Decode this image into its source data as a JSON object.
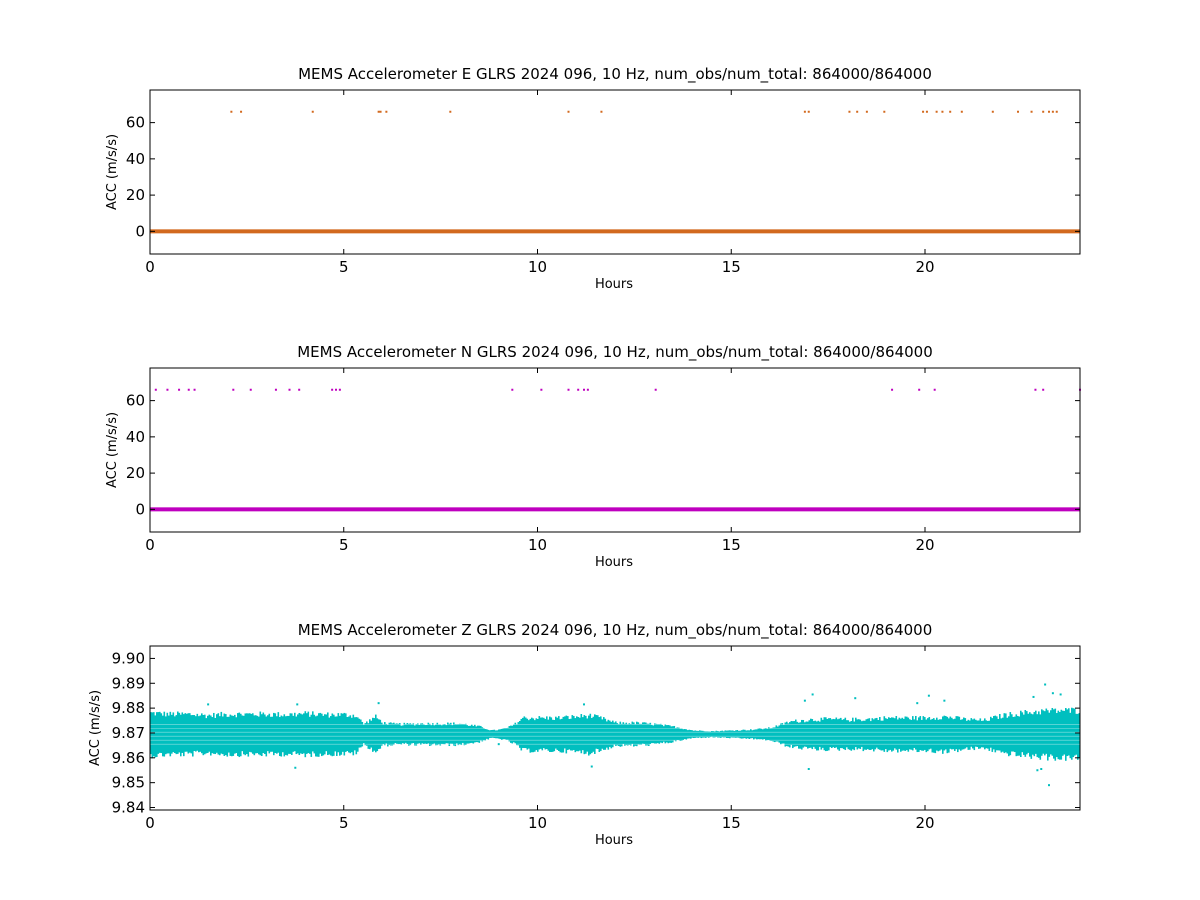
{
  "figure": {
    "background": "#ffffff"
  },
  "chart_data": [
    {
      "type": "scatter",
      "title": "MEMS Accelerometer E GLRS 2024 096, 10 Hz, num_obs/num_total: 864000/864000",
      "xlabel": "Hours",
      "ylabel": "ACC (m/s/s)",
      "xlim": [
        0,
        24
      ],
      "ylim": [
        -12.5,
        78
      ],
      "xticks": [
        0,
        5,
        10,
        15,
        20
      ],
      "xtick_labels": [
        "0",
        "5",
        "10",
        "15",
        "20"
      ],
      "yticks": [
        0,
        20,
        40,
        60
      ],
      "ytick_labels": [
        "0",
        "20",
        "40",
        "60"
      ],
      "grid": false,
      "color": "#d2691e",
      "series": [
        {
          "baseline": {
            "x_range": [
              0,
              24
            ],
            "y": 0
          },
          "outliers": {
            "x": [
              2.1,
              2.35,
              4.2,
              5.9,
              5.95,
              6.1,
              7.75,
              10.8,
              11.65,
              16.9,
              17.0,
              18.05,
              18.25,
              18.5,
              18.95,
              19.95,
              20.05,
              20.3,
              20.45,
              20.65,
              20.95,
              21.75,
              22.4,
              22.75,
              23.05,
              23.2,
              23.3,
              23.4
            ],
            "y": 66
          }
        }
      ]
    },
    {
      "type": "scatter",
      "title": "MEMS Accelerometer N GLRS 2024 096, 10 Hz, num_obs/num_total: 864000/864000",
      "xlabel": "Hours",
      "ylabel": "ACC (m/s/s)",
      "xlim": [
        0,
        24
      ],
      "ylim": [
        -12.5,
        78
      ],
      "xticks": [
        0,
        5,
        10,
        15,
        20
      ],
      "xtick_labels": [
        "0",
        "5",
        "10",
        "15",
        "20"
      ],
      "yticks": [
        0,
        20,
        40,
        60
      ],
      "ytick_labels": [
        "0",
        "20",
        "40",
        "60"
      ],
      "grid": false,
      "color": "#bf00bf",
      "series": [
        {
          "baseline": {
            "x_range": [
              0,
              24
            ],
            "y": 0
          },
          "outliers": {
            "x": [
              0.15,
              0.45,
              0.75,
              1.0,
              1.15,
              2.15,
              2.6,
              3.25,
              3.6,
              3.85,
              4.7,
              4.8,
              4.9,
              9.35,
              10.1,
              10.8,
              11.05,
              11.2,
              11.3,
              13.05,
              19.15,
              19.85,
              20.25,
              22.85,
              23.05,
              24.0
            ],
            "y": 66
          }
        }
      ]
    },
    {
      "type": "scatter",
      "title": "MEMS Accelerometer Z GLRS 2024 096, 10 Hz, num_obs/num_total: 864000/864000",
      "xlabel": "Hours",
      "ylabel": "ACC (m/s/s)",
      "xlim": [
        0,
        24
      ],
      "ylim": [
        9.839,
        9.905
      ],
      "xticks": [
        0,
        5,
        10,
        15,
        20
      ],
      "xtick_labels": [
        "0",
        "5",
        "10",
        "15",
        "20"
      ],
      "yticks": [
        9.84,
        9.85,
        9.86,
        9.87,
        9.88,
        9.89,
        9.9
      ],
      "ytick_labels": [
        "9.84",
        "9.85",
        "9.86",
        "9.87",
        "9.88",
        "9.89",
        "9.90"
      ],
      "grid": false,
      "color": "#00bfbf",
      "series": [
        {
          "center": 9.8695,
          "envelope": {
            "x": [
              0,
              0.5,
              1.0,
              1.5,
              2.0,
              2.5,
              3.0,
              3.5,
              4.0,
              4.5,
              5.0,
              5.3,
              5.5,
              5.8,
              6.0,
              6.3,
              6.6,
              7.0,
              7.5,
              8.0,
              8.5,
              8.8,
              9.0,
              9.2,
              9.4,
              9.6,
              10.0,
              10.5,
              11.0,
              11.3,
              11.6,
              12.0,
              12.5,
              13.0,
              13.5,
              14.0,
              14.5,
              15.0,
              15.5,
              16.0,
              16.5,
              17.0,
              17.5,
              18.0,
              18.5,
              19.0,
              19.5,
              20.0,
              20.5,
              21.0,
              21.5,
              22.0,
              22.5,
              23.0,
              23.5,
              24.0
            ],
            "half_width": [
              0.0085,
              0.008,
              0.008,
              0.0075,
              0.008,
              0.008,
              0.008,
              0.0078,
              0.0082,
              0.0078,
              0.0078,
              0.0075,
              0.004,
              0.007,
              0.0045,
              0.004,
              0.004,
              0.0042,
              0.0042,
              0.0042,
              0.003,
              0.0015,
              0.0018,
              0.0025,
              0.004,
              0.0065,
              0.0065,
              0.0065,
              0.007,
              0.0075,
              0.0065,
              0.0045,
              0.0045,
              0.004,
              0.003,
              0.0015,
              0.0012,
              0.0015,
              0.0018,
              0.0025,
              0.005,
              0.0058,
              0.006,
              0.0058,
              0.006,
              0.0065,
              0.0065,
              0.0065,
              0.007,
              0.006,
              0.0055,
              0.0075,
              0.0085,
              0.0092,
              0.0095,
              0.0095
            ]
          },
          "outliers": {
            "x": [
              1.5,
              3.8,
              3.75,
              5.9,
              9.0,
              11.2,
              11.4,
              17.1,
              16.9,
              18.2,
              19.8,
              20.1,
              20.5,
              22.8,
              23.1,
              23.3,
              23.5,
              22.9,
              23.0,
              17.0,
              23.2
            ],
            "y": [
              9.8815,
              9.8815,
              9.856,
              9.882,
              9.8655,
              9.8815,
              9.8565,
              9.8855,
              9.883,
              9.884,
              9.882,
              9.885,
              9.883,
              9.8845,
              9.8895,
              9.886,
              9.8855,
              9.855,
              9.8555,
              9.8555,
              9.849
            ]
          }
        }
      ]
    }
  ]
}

= = = =

* What to work on *
Print each line of the material above exactly, with the pictures removed from your copy.

* Answer to the exercise *
Decode this image into its source data as a JSON object.
{
  "figure": {
    "background": "#ffffff"
  },
  "chart_data": [
    {
      "type": "scatter",
      "title": "MEMS Accelerometer E GLRS 2024 096, 10 Hz, num_obs/num_total: 864000/864000",
      "xlabel": "Hours",
      "ylabel": "ACC (m/s/s)",
      "xlim": [
        0,
        24
      ],
      "ylim": [
        -12.5,
        78
      ],
      "xticks": [
        0,
        5,
        10,
        15,
        20
      ],
      "xtick_labels": [
        "0",
        "5",
        "10",
        "15",
        "20"
      ],
      "yticks": [
        0,
        20,
        40,
        60
      ],
      "ytick_labels": [
        "0",
        "20",
        "40",
        "60"
      ],
      "grid": false,
      "color": "#d2691e",
      "series": [
        {
          "baseline": {
            "x_range": [
              0,
              24
            ],
            "y": 0
          },
          "outliers": {
            "x": [
              2.1,
              2.35,
              4.2,
              5.9,
              5.95,
              6.1,
              7.75,
              10.8,
              11.65,
              16.9,
              17.0,
              18.05,
              18.25,
              18.5,
              18.95,
              19.95,
              20.05,
              20.3,
              20.45,
              20.65,
              20.95,
              21.75,
              22.4,
              22.75,
              23.05,
              23.2,
              23.3,
              23.4
            ],
            "y": 66
          }
        }
      ]
    },
    {
      "type": "scatter",
      "title": "MEMS Accelerometer N GLRS 2024 096, 10 Hz, num_obs/num_total: 864000/864000",
      "xlabel": "Hours",
      "ylabel": "ACC (m/s/s)",
      "xlim": [
        0,
        24
      ],
      "ylim": [
        -12.5,
        78
      ],
      "xticks": [
        0,
        5,
        10,
        15,
        20
      ],
      "xtick_labels": [
        "0",
        "5",
        "10",
        "15",
        "20"
      ],
      "yticks": [
        0,
        20,
        40,
        60
      ],
      "ytick_labels": [
        "0",
        "20",
        "40",
        "60"
      ],
      "grid": false,
      "color": "#bf00bf",
      "series": [
        {
          "baseline": {
            "x_range": [
              0,
              24
            ],
            "y": 0
          },
          "outliers": {
            "x": [
              0.15,
              0.45,
              0.75,
              1.0,
              1.15,
              2.15,
              2.6,
              3.25,
              3.6,
              3.85,
              4.7,
              4.8,
              4.9,
              9.35,
              10.1,
              10.8,
              11.05,
              11.2,
              11.3,
              13.05,
              19.15,
              19.85,
              20.25,
              22.85,
              23.05,
              24.0
            ],
            "y": 66
          }
        }
      ]
    },
    {
      "type": "scatter",
      "title": "MEMS Accelerometer Z GLRS 2024 096, 10 Hz, num_obs/num_total: 864000/864000",
      "xlabel": "Hours",
      "ylabel": "ACC (m/s/s)",
      "xlim": [
        0,
        24
      ],
      "ylim": [
        9.839,
        9.905
      ],
      "xticks": [
        0,
        5,
        10,
        15,
        20
      ],
      "xtick_labels": [
        "0",
        "5",
        "10",
        "15",
        "20"
      ],
      "yticks": [
        9.84,
        9.85,
        9.86,
        9.87,
        9.88,
        9.89,
        9.9
      ],
      "ytick_labels": [
        "9.84",
        "9.85",
        "9.86",
        "9.87",
        "9.88",
        "9.89",
        "9.90"
      ],
      "grid": false,
      "color": "#00bfbf",
      "series": [
        {
          "center": 9.8695,
          "envelope": {
            "x": [
              0,
              0.5,
              1.0,
              1.5,
              2.0,
              2.5,
              3.0,
              3.5,
              4.0,
              4.5,
              5.0,
              5.3,
              5.5,
              5.8,
              6.0,
              6.3,
              6.6,
              7.0,
              7.5,
              8.0,
              8.5,
              8.8,
              9.0,
              9.2,
              9.4,
              9.6,
              10.0,
              10.5,
              11.0,
              11.3,
              11.6,
              12.0,
              12.5,
              13.0,
              13.5,
              14.0,
              14.5,
              15.0,
              15.5,
              16.0,
              16.5,
              17.0,
              17.5,
              18.0,
              18.5,
              19.0,
              19.5,
              20.0,
              20.5,
              21.0,
              21.5,
              22.0,
              22.5,
              23.0,
              23.5,
              24.0
            ],
            "half_width": [
              0.0085,
              0.008,
              0.008,
              0.0075,
              0.008,
              0.008,
              0.008,
              0.0078,
              0.0082,
              0.0078,
              0.0078,
              0.0075,
              0.004,
              0.007,
              0.0045,
              0.004,
              0.004,
              0.0042,
              0.0042,
              0.0042,
              0.003,
              0.0015,
              0.0018,
              0.0025,
              0.004,
              0.0065,
              0.0065,
              0.0065,
              0.007,
              0.0075,
              0.0065,
              0.0045,
              0.0045,
              0.004,
              0.003,
              0.0015,
              0.0012,
              0.0015,
              0.0018,
              0.0025,
              0.005,
              0.0058,
              0.006,
              0.0058,
              0.006,
              0.0065,
              0.0065,
              0.0065,
              0.007,
              0.006,
              0.0055,
              0.0075,
              0.0085,
              0.0092,
              0.0095,
              0.0095
            ]
          },
          "outliers": {
            "x": [
              1.5,
              3.8,
              3.75,
              5.9,
              9.0,
              11.2,
              11.4,
              17.1,
              16.9,
              18.2,
              19.8,
              20.1,
              20.5,
              22.8,
              23.1,
              23.3,
              23.5,
              22.9,
              23.0,
              17.0,
              23.2
            ],
            "y": [
              9.8815,
              9.8815,
              9.856,
              9.882,
              9.8655,
              9.8815,
              9.8565,
              9.8855,
              9.883,
              9.884,
              9.882,
              9.885,
              9.883,
              9.8845,
              9.8895,
              9.886,
              9.8855,
              9.855,
              9.8555,
              9.8555,
              9.849
            ]
          }
        }
      ]
    }
  ]
}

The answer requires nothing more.